## DIRECTION
Transcribe the records below exactly, leaving out any pictures.

╭─ LISTED ENTRIES

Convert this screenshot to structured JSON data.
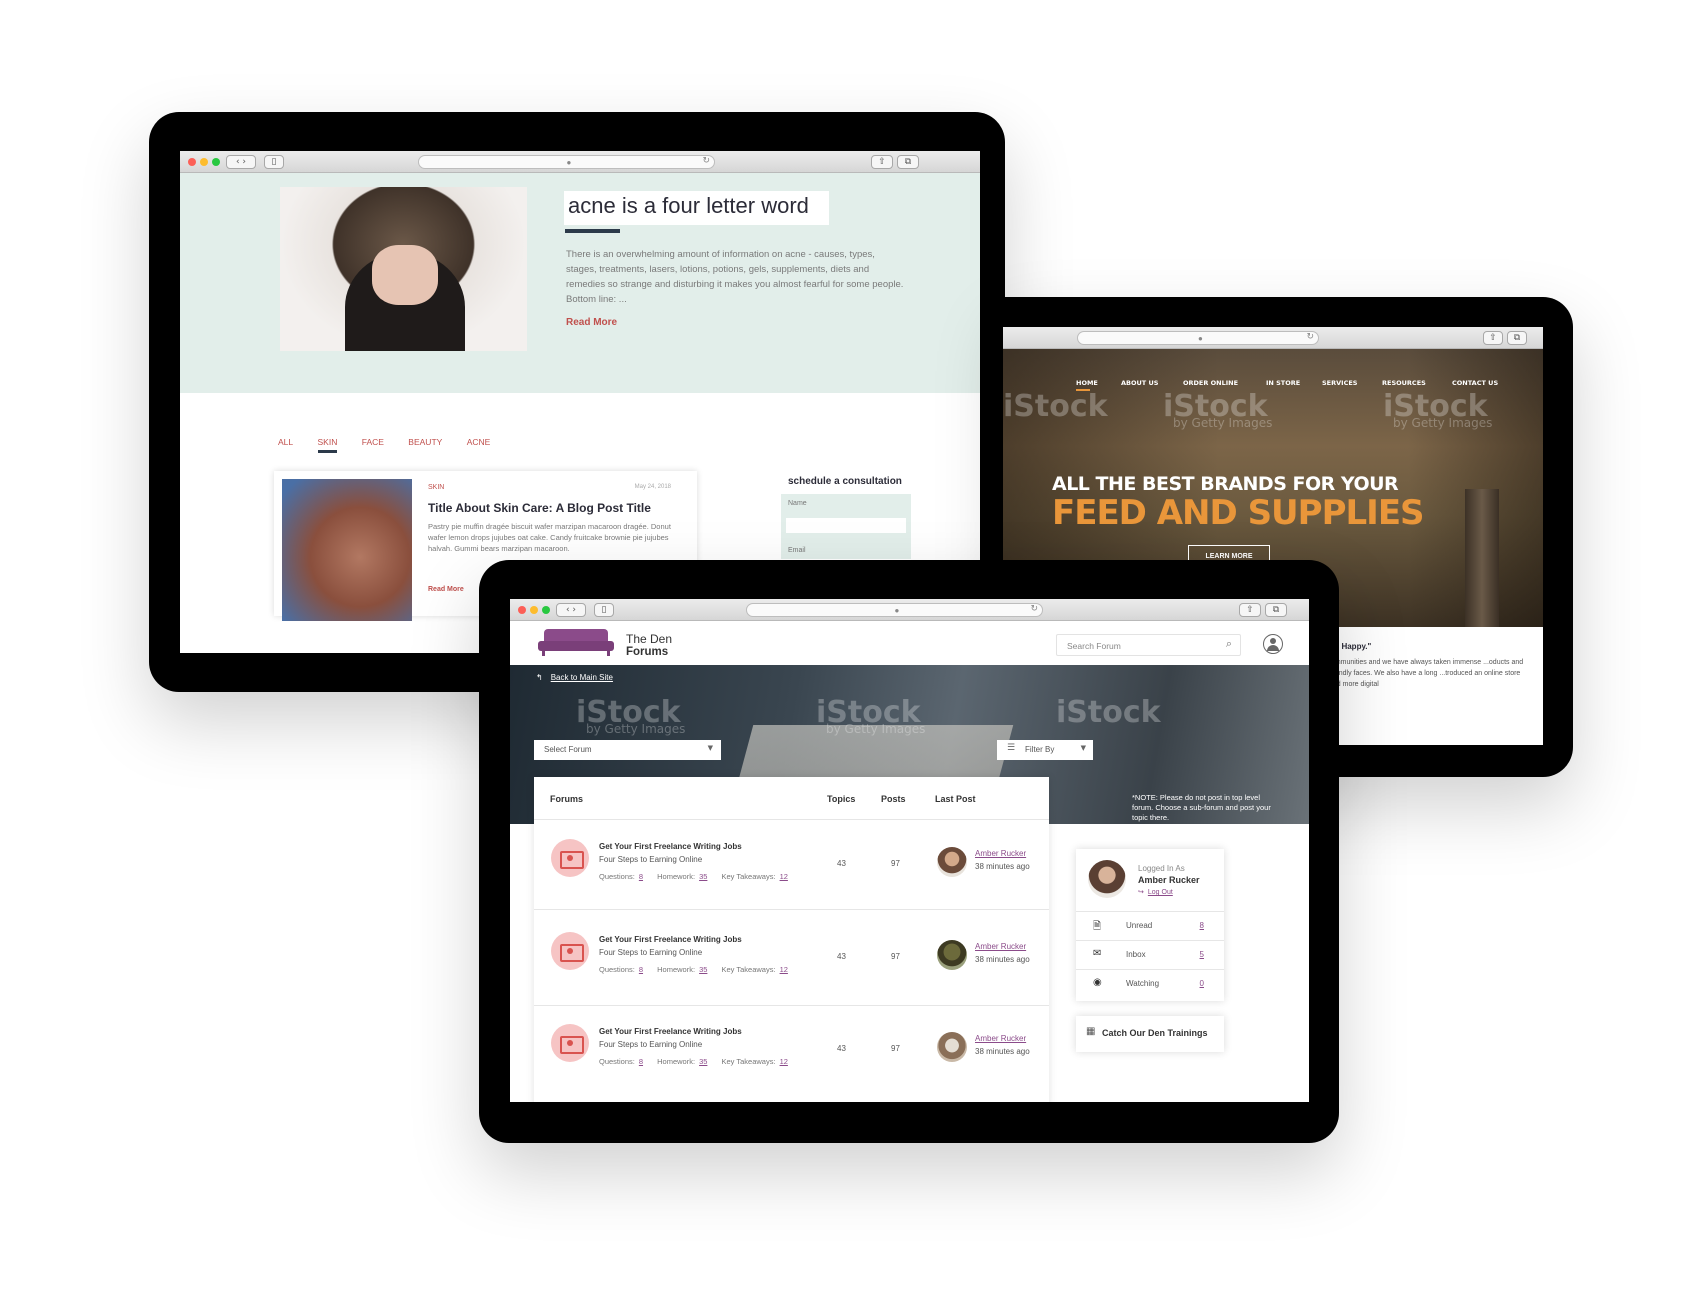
{
  "blog": {
    "title": "acne is a four letter word",
    "excerpt": "There is an overwhelming amount of information on acne - causes, types, stages, treatments, lasers, lotions, potions, gels, supplements, diets and remedies so strange and disturbing it makes you almost fearful for some people. Bottom line: ...",
    "read_more": "Read More",
    "categories": [
      "ALL",
      "SKIN",
      "FACE",
      "BEAUTY",
      "ACNE"
    ],
    "active_category": "SKIN",
    "card": {
      "tag": "SKIN",
      "date": "May 24, 2018",
      "title": "Title About Skin Care: A Blog Post Title",
      "text": "Pastry pie muffin dragée biscuit wafer marzipan macaroon dragée. Donut wafer lemon drops jujubes oat cake. Candy fruitcake brownie pie jujubes halvah. Gummi bears marzipan macaroon.",
      "read_more": "Read More"
    },
    "sidebar": {
      "heading": "schedule a consultation",
      "name_label": "Name",
      "email_label": "Email"
    }
  },
  "feed": {
    "nav": [
      "HOME",
      "ABOUT US",
      "ORDER ONLINE",
      "IN STORE",
      "SERVICES",
      "RESOURCES",
      "CONTACT US"
    ],
    "headline_1": "ALL THE BEST BRANDS FOR YOUR",
    "headline_2": "FEED AND SUPPLIES",
    "button": "LEARN MORE",
    "watermark": "iStock",
    "watermark_sub": "by Getty Images",
    "body_heading": "Be Happy.\"",
    "body_text": "...mmunities and we have always taken immense ...oducts and friendly faces. We also have a long ...troduced an online store and more digital",
    "accent": "#e9963a"
  },
  "forum": {
    "brand_line1": "The Den",
    "brand_line2": "Forums",
    "search_placeholder": "Search Forum",
    "back_link": "Back to Main Site",
    "select_forum": "Select Forum",
    "filter_by": "Filter By",
    "note": "*NOTE: Please do not post in top level forum. Choose a sub-forum and post your topic there.",
    "columns": {
      "forums": "Forums",
      "topics": "Topics",
      "posts": "Posts",
      "last_post": "Last Post"
    },
    "rows": [
      {
        "title": "Get Your First Freelance Writing Jobs",
        "subtitle": "Four Steps to Earning Online",
        "questions_label": "Questions:",
        "questions": "8",
        "homework_label": "Homework:",
        "homework": "35",
        "takeaways_label": "Key Takeaways:",
        "takeaways": "12",
        "topics": "43",
        "posts": "97",
        "user": "Amber Rucker",
        "time": "38 minutes ago"
      },
      {
        "title": "Get Your First Freelance Writing Jobs",
        "subtitle": "Four Steps to Earning Online",
        "questions_label": "Questions:",
        "questions": "8",
        "homework_label": "Homework:",
        "homework": "35",
        "takeaways_label": "Key Takeaways:",
        "takeaways": "12",
        "topics": "43",
        "posts": "97",
        "user": "Amber Rucker",
        "time": "38 minutes ago"
      },
      {
        "title": "Get Your First Freelance Writing Jobs",
        "subtitle": "Four Steps to Earning Online",
        "questions_label": "Questions:",
        "questions": "8",
        "homework_label": "Homework:",
        "homework": "35",
        "takeaways_label": "Key Takeaways:",
        "takeaways": "12",
        "topics": "43",
        "posts": "97",
        "user": "Amber Rucker",
        "time": "38 minutes ago"
      }
    ],
    "login": {
      "logged_in_as": "Logged In As",
      "name": "Amber Rucker",
      "logout": "Log Out",
      "stats": [
        {
          "label": "Unread",
          "value": "8",
          "icon": "document-icon"
        },
        {
          "label": "Inbox",
          "value": "5",
          "icon": "envelope-icon"
        },
        {
          "label": "Watching",
          "value": "0",
          "icon": "eye-icon"
        }
      ]
    },
    "trainings": "Catch Our Den Trainings",
    "accent": "#8b4b8a"
  }
}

╰─

## ANSWER FOR THE TASK
Convert this screenshot to structured JSON data.
{
  "blog": {
    "title": "acne is a four letter word",
    "excerpt": "There is an overwhelming amount of information on acne - causes, types, stages, treatments, lasers, lotions, potions, gels, supplements, diets and remedies so strange and disturbing it makes you almost fearful for some people. Bottom line: ...",
    "read_more": "Read More",
    "categories": [
      "ALL",
      "SKIN",
      "FACE",
      "BEAUTY",
      "ACNE"
    ],
    "active_category": "SKIN",
    "card": {
      "tag": "SKIN",
      "date": "May 24, 2018",
      "title": "Title About Skin Care: A Blog Post Title",
      "text": "Pastry pie muffin dragée biscuit wafer marzipan macaroon dragée. Donut wafer lemon drops jujubes oat cake. Candy fruitcake brownie pie jujubes halvah. Gummi bears marzipan macaroon.",
      "read_more": "Read More"
    },
    "sidebar": {
      "heading": "schedule a consultation",
      "name_label": "Name",
      "email_label": "Email"
    }
  },
  "feed": {
    "nav": [
      "HOME",
      "ABOUT US",
      "ORDER ONLINE",
      "IN STORE",
      "SERVICES",
      "RESOURCES",
      "CONTACT US"
    ],
    "headline_1": "ALL THE BEST BRANDS FOR YOUR",
    "headline_2": "FEED AND SUPPLIES",
    "button": "LEARN MORE",
    "watermark": "iStock",
    "watermark_sub": "by Getty Images",
    "body_heading": "Be Happy.\"",
    "body_text": "...mmunities and we have always taken immense ...oducts and friendly faces. We also have a long ...troduced an online store and more digital",
    "accent": "#e9963a"
  },
  "forum": {
    "brand_line1": "The Den",
    "brand_line2": "Forums",
    "search_placeholder": "Search Forum",
    "back_link": "Back to Main Site",
    "select_forum": "Select Forum",
    "filter_by": "Filter By",
    "note": "*NOTE: Please do not post in top level forum. Choose a sub-forum and post your topic there.",
    "columns": {
      "forums": "Forums",
      "topics": "Topics",
      "posts": "Posts",
      "last_post": "Last Post"
    },
    "rows": [
      {
        "title": "Get Your First Freelance Writing Jobs",
        "subtitle": "Four Steps to Earning Online",
        "questions_label": "Questions:",
        "questions": "8",
        "homework_label": "Homework:",
        "homework": "35",
        "takeaways_label": "Key Takeaways:",
        "takeaways": "12",
        "topics": "43",
        "posts": "97",
        "user": "Amber Rucker",
        "time": "38 minutes ago"
      },
      {
        "title": "Get Your First Freelance Writing Jobs",
        "subtitle": "Four Steps to Earning Online",
        "questions_label": "Questions:",
        "questions": "8",
        "homework_label": "Homework:",
        "homework": "35",
        "takeaways_label": "Key Takeaways:",
        "takeaways": "12",
        "topics": "43",
        "posts": "97",
        "user": "Amber Rucker",
        "time": "38 minutes ago"
      },
      {
        "title": "Get Your First Freelance Writing Jobs",
        "subtitle": "Four Steps to Earning Online",
        "questions_label": "Questions:",
        "questions": "8",
        "homework_label": "Homework:",
        "homework": "35",
        "takeaways_label": "Key Takeaways:",
        "takeaways": "12",
        "topics": "43",
        "posts": "97",
        "user": "Amber Rucker",
        "time": "38 minutes ago"
      }
    ],
    "login": {
      "logged_in_as": "Logged In As",
      "name": "Amber Rucker",
      "logout": "Log Out",
      "stats": [
        {
          "label": "Unread",
          "value": "8",
          "icon": "document-icon"
        },
        {
          "label": "Inbox",
          "value": "5",
          "icon": "envelope-icon"
        },
        {
          "label": "Watching",
          "value": "0",
          "icon": "eye-icon"
        }
      ]
    },
    "trainings": "Catch Our Den Trainings",
    "accent": "#8b4b8a"
  }
}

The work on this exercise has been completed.